**Work to be completed**. Only the number is needed: how many lines of the records include "into"?

**Records shown**.
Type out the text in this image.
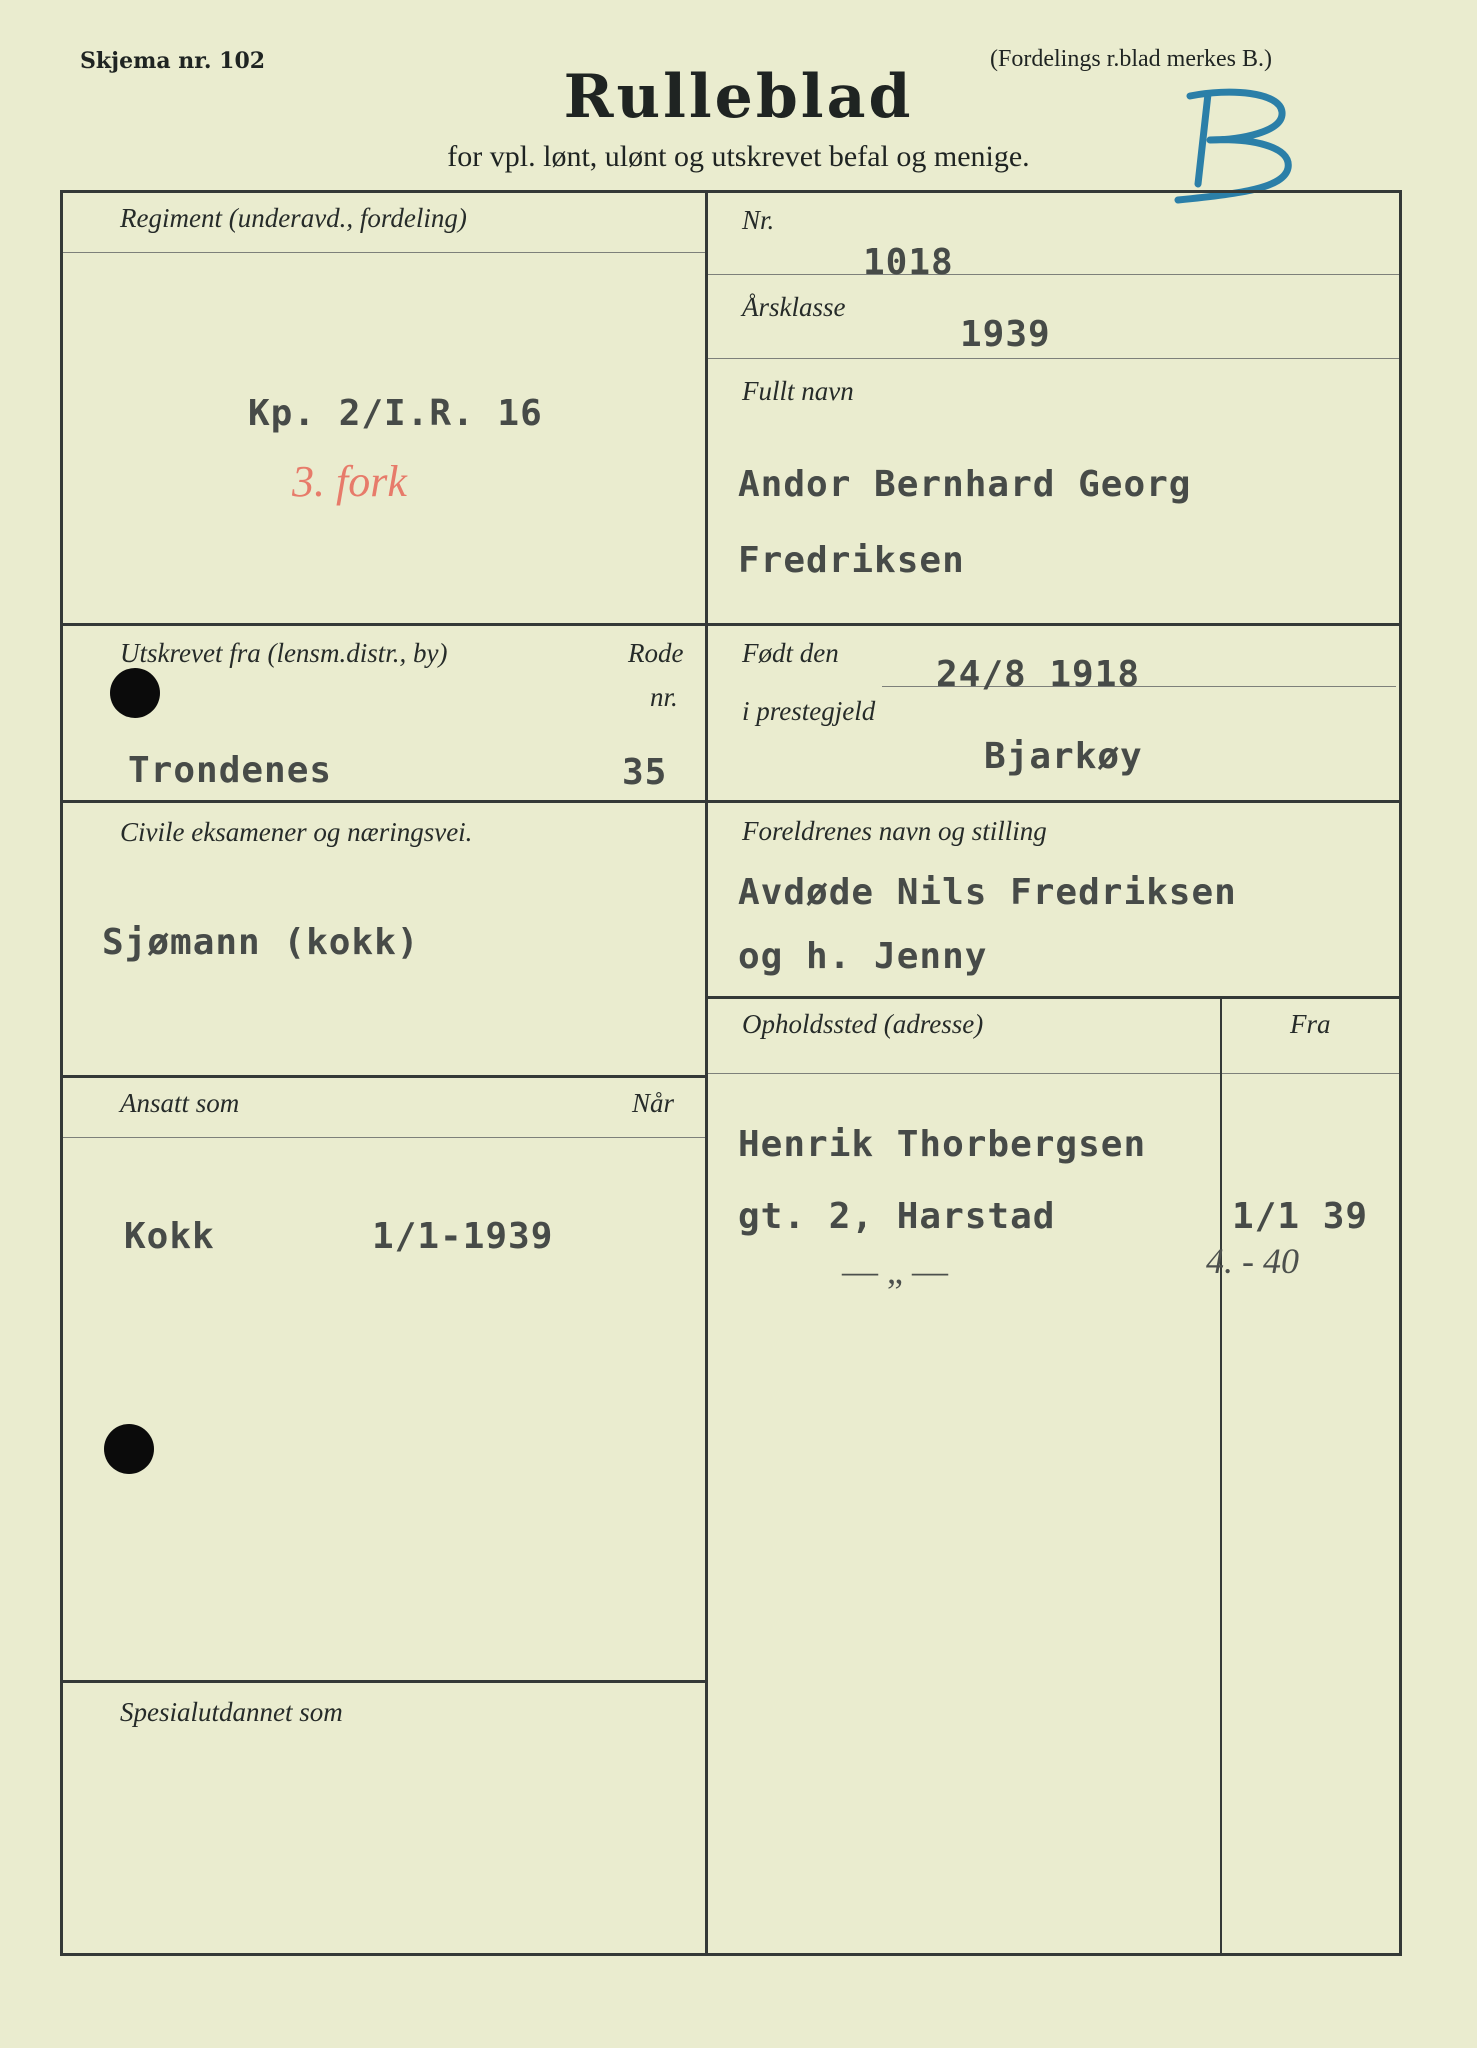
Skjema nr. 102	(Fordelings r.blad merkes B.)
Rulleblad
for vpl. lønt, ulønt og utskrevet befal og menige.
Regiment (underavd., fordeling)
Kp. 2/I.R. 16
3. fork
Utskrevet fra (lensm.distr., by)	Rode
nr.
Trondenes	35
Civile eksamener og næringsvei.
Sjømann (kokk)
Ansatt som	Når
Kokk	1/1-1939
Spesialutdannet som
Nr.
1018
Årsklasse
1939
Fullt navn
Andor Bernhard Georg
Fredriksen
Født den
24/8 1918
i prestegjeld
Bjarkøy
Foreldrenes navn og stilling
Avdøde Nils Fredriksen
og h. Jenny
Opholdssted (adresse)	Fra
Henrik Thorbergsen
gt. 2, Harstad	1/1 39
— „ —	4. - 40
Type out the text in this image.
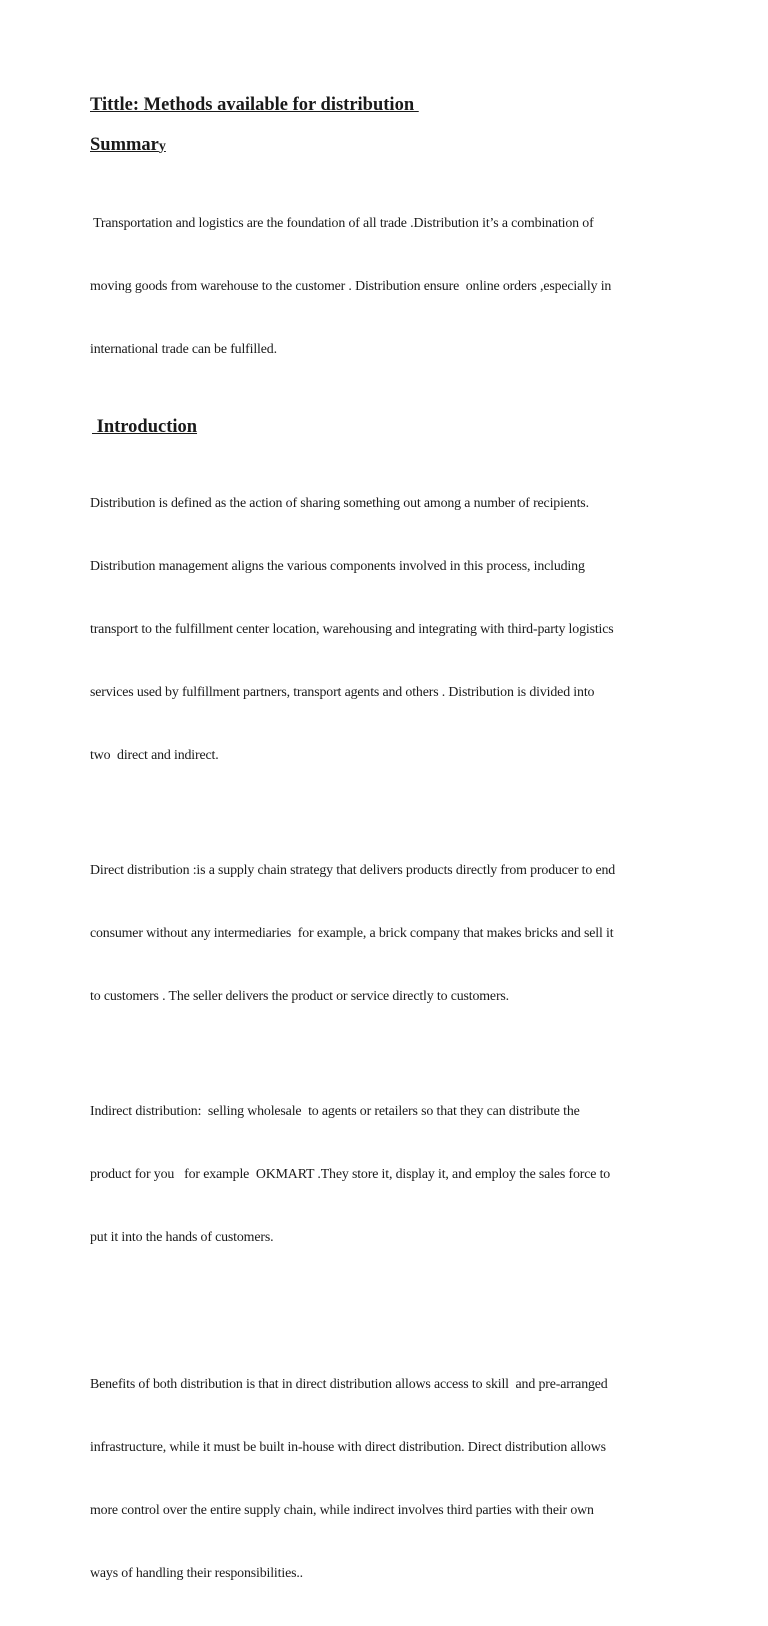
Tittle: Methods available for distribution
Summary

Transportation and logistics are the foundation of all trade .Distribution it’s a combination of

moving goods from warehouse to the customer . Distribution ensure  online orders ,especially in

international trade can be fulfilled.

Introduction

Distribution is defined as the action of sharing something out among a number of recipients.

Distribution management aligns the various components involved in this process, including

transport to the fulfillment center location, warehousing and integrating with third-party logistics

services used by fulfillment partners, transport agents and others . Distribution is divided into

two  direct and indirect.

Direct distribution :is a supply chain strategy that delivers products directly from producer to end

consumer without any intermediaries  for example, a brick company that makes bricks and sell it

to customers . The seller delivers the product or service directly to customers.

Indirect distribution:  selling wholesale  to agents or retailers so that they can distribute the

product for you   for example  OKMART .They store it, display it, and employ the sales force to

put it into the hands of customers.

Benefits of both distribution is that in direct distribution allows access to skill  and pre-arranged

infrastructure, while it must be built in-house with direct distribution. Direct distribution allows

more control over the entire supply chain, while indirect involves third parties with their own

ways of handling their responsibilities..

**The completed task**. 2